Answer with one number: the count of lines in this material that hold the word "Конвективн".

RECORDS SUPPLIED –
begin

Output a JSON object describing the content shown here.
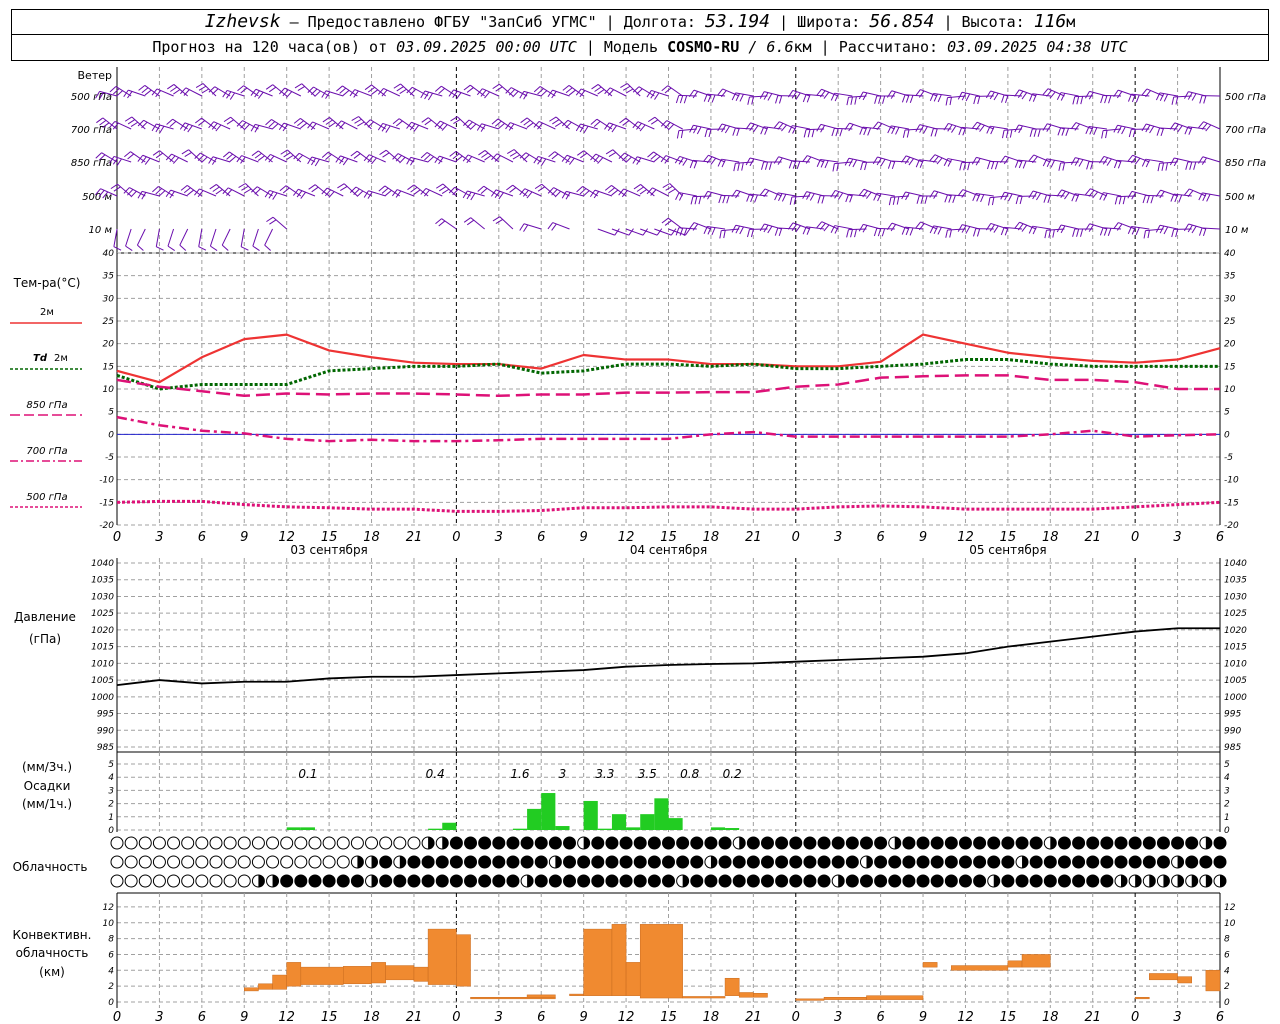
{
  "header": {
    "location": "Izhevsk",
    "provider": "Предоставлено ФГБУ \"ЗапСиб УГМС\"",
    "longitude_label": "Долгота:",
    "longitude": "53.194",
    "latitude_label": "Широта:",
    "latitude": "56.854",
    "altitude_label": "Высота:",
    "altitude": "116",
    "altitude_unit": "м",
    "forecast_prefix": "Прогноз на 120 часа(ов) от",
    "forecast_start": "03.09.2025 00:00 UTC",
    "model_label": "Модель",
    "model": "COSMO-RU",
    "model_res": "/ 6.6",
    "model_res_unit": "км",
    "calc_label": "Рассчитано:",
    "calc_time": "03.09.2025 04:38 UTC"
  },
  "labels": {
    "wind": "Ветер",
    "wind_levels": [
      "500 гПа",
      "700 гПа",
      "850 гПа",
      "500 м",
      "10 м"
    ],
    "temp": "Тем-ра(°C)",
    "t2m": "2м",
    "td": "Td",
    "td2m": "2м",
    "t850": "850 гПа",
    "t700": "700 гПа",
    "t500": "500 гПа",
    "pressure": "Давление",
    "pressure_unit": "(гПа)",
    "precip_unit1": "(мм/3ч.)",
    "precip": "Осадки",
    "precip_unit2": "(мм/1ч.)",
    "cloud": "Облачность",
    "conv1": "Конвективн.",
    "conv2": "облачность",
    "conv3": "(км)"
  },
  "colors": {
    "t2m": "#ee3333",
    "td": "#006600",
    "t850": "#dd1177",
    "t700": "#dd1177",
    "t500": "#dd1177",
    "wind": "#6a0dad",
    "precip": "#22cc22",
    "conv": "#f08a30",
    "pressure": "#000000",
    "grid": "#a0a0a0",
    "zero_line": "#2222cc"
  },
  "chart_data": [
    {
      "type": "line",
      "panel": "temperature",
      "ylabel": "Тем-ра(°C)",
      "ylim": [
        -20,
        40
      ],
      "yticks": [
        40,
        35,
        30,
        25,
        20,
        15,
        10,
        5,
        0,
        -5,
        -10,
        -15,
        -20
      ],
      "x_hours": [
        0,
        3,
        6,
        9,
        12,
        15,
        18,
        21,
        24,
        27,
        30,
        33,
        36,
        39,
        42,
        45,
        48,
        51,
        54,
        57,
        60,
        63,
        66,
        69,
        72,
        75,
        78
      ],
      "x_tick_labels": [
        "0",
        "3",
        "6",
        "9",
        "12",
        "15",
        "18",
        "21",
        "0",
        "3",
        "6",
        "9",
        "12",
        "15",
        "18",
        "21",
        "0",
        "3",
        "6",
        "9",
        "12",
        "15",
        "18",
        "21",
        "0",
        "3",
        "6"
      ],
      "date_labels": [
        {
          "hour": 15,
          "label": "03 сентября"
        },
        {
          "hour": 39,
          "label": "04 сентября"
        },
        {
          "hour": 63,
          "label": "05 сентября"
        }
      ],
      "series": [
        {
          "name": "2м",
          "style": "solid",
          "values": [
            14,
            11.5,
            17,
            21,
            22,
            18.5,
            17,
            15.8,
            15.5,
            15.5,
            14.5,
            17.5,
            16.5,
            16.5,
            15.5,
            15.5,
            15,
            15,
            16,
            22,
            20,
            18,
            17,
            16.2,
            15.8,
            16.5,
            19
          ]
        },
        {
          "name": "Td 2м",
          "style": "dotted",
          "values": [
            13,
            10,
            11,
            11,
            11,
            14,
            14.5,
            15,
            15,
            15.5,
            13.5,
            14,
            15.5,
            15.5,
            15,
            15.5,
            14.5,
            14.5,
            15,
            15.5,
            16.5,
            16.5,
            15.5,
            15,
            15,
            15,
            15
          ]
        },
        {
          "name": "850 гПа",
          "style": "longdash",
          "values": [
            12,
            10.5,
            9.5,
            8.5,
            9,
            8.8,
            9,
            9,
            8.8,
            8.5,
            8.8,
            8.8,
            9.2,
            9.2,
            9.3,
            9.3,
            10.5,
            11,
            12.5,
            12.8,
            13,
            13,
            12,
            12,
            11.5,
            10,
            10
          ]
        },
        {
          "name": "700 гПа",
          "style": "dashdot",
          "values": [
            3.8,
            2,
            0.8,
            0.2,
            -1,
            -1.5,
            -1.2,
            -1.5,
            -1.5,
            -1.3,
            -1,
            -1,
            -1,
            -1,
            0,
            0.5,
            -0.5,
            -0.5,
            -0.5,
            -0.5,
            -0.5,
            -0.5,
            0,
            0.8,
            -0.5,
            -0.2,
            0
          ]
        },
        {
          "name": "500 гПа",
          "style": "dotted",
          "values": [
            -15,
            -14.8,
            -14.8,
            -15.5,
            -16,
            -16.2,
            -16.5,
            -16.5,
            -17,
            -17,
            -16.8,
            -16.2,
            -16.2,
            -16,
            -16,
            -16.5,
            -16.5,
            -16,
            -15.8,
            -16,
            -16.5,
            -16.5,
            -16.5,
            -16.5,
            -16,
            -15.5,
            -15
          ]
        }
      ]
    },
    {
      "type": "line",
      "panel": "pressure",
      "ylabel": "Давление (гПа)",
      "ylim": [
        985,
        1040
      ],
      "yticks": [
        1040,
        1035,
        1030,
        1025,
        1020,
        1015,
        1010,
        1005,
        1000,
        995,
        990,
        985
      ],
      "series": [
        {
          "name": "Давление",
          "values": [
            1003.5,
            1005,
            1004,
            1004.5,
            1004.5,
            1005.5,
            1006,
            1006,
            1006.5,
            1007,
            1007.5,
            1008,
            1009,
            1009.5,
            1009.8,
            1010,
            1010.5,
            1011,
            1011.5,
            1012,
            1013,
            1015,
            1016.5,
            1018,
            1019.5,
            1020.5,
            1020.5
          ]
        }
      ]
    },
    {
      "type": "bar",
      "panel": "precipitation",
      "ylabel": "Осадки (мм/1ч.)",
      "ylim": [
        0,
        5
      ],
      "yticks": [
        5,
        4,
        3,
        2,
        1,
        0
      ],
      "bars": [
        {
          "hour": 12,
          "value": 0.2
        },
        {
          "hour": 13,
          "value": 0.2
        },
        {
          "hour": 22,
          "value": 0.1
        },
        {
          "hour": 23,
          "value": 0.55
        },
        {
          "hour": 28,
          "value": 0.1
        },
        {
          "hour": 29,
          "value": 1.6
        },
        {
          "hour": 30,
          "value": 2.8
        },
        {
          "hour": 31,
          "value": 0.3
        },
        {
          "hour": 33,
          "value": 2.2
        },
        {
          "hour": 34,
          "value": 0.1
        },
        {
          "hour": 35,
          "value": 1.2
        },
        {
          "hour": 36,
          "value": 0.2
        },
        {
          "hour": 37,
          "value": 1.2
        },
        {
          "hour": 38,
          "value": 2.4
        },
        {
          "hour": 39,
          "value": 0.9
        },
        {
          "hour": 42,
          "value": 0.2
        },
        {
          "hour": 43,
          "value": 0.15
        }
      ],
      "totals_3h": [
        {
          "hour": 13.5,
          "label": "0.1"
        },
        {
          "hour": 22.5,
          "label": "0.4"
        },
        {
          "hour": 28.5,
          "label": "1.6"
        },
        {
          "hour": 31.5,
          "label": "3"
        },
        {
          "hour": 34.5,
          "label": "3.3"
        },
        {
          "hour": 37.5,
          "label": "3.5"
        },
        {
          "hour": 40.5,
          "label": "0.8"
        },
        {
          "hour": 43.5,
          "label": "0.2"
        }
      ]
    },
    {
      "type": "bar",
      "panel": "convective_cloud",
      "ylabel": "Конвективн. облачность (км)",
      "ylim": [
        0,
        13
      ],
      "yticks": [
        12,
        10,
        8,
        6,
        4,
        2,
        0
      ],
      "ranges": [
        {
          "h0": 9,
          "h1": 10,
          "base": 1.4,
          "top": 1.8
        },
        {
          "h0": 10,
          "h1": 11,
          "base": 1.6,
          "top": 2.3
        },
        {
          "h0": 11,
          "h1": 12,
          "base": 1.6,
          "top": 3.4
        },
        {
          "h0": 12,
          "h1": 13,
          "base": 2.0,
          "top": 5.0
        },
        {
          "h0": 13,
          "h1": 16,
          "base": 2.2,
          "top": 4.4
        },
        {
          "h0": 16,
          "h1": 18,
          "base": 2.3,
          "top": 4.5
        },
        {
          "h0": 18,
          "h1": 19,
          "base": 2.4,
          "top": 5.0
        },
        {
          "h0": 19,
          "h1": 21,
          "base": 2.8,
          "top": 4.6
        },
        {
          "h0": 21,
          "h1": 22,
          "base": 2.6,
          "top": 4.4
        },
        {
          "h0": 22,
          "h1": 24,
          "base": 2.2,
          "top": 9.2
        },
        {
          "h0": 24,
          "h1": 25,
          "base": 2.0,
          "top": 8.5
        },
        {
          "h0": 25,
          "h1": 31,
          "base": 0.4,
          "top": 0.6
        },
        {
          "h0": 29,
          "h1": 31,
          "base": 0.6,
          "top": 0.9
        },
        {
          "h0": 32,
          "h1": 33,
          "base": 0.8,
          "top": 1.0
        },
        {
          "h0": 33,
          "h1": 35,
          "base": 0.8,
          "top": 9.2
        },
        {
          "h0": 35,
          "h1": 36,
          "base": 0.8,
          "top": 9.8
        },
        {
          "h0": 36,
          "h1": 37,
          "base": 0.8,
          "top": 5.0
        },
        {
          "h0": 37,
          "h1": 40,
          "base": 0.5,
          "top": 9.8
        },
        {
          "h0": 40,
          "h1": 43,
          "base": 0.5,
          "top": 0.7
        },
        {
          "h0": 43,
          "h1": 44,
          "base": 0.8,
          "top": 3.0
        },
        {
          "h0": 44,
          "h1": 45,
          "base": 0.6,
          "top": 1.2
        },
        {
          "h0": 45,
          "h1": 46,
          "base": 0.6,
          "top": 1.1
        },
        {
          "h0": 48,
          "h1": 50,
          "base": 0.2,
          "top": 0.4
        },
        {
          "h0": 50,
          "h1": 53,
          "base": 0.3,
          "top": 0.6
        },
        {
          "h0": 53,
          "h1": 57,
          "base": 0.3,
          "top": 0.8
        },
        {
          "h0": 57,
          "h1": 58,
          "base": 4.4,
          "top": 5.0
        },
        {
          "h0": 59,
          "h1": 63,
          "base": 4.0,
          "top": 4.6
        },
        {
          "h0": 63,
          "h1": 64,
          "base": 4.4,
          "top": 5.2
        },
        {
          "h0": 64,
          "h1": 66,
          "base": 4.4,
          "top": 6.0
        },
        {
          "h0": 72,
          "h1": 73,
          "base": 0.4,
          "top": 0.6
        },
        {
          "h0": 73,
          "h1": 75,
          "base": 2.8,
          "top": 3.6
        },
        {
          "h0": 75,
          "h1": 76,
          "base": 2.4,
          "top": 3.2
        },
        {
          "h0": 77,
          "h1": 78,
          "base": 1.4,
          "top": 4.0
        }
      ]
    }
  ]
}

end

ANSWER –
2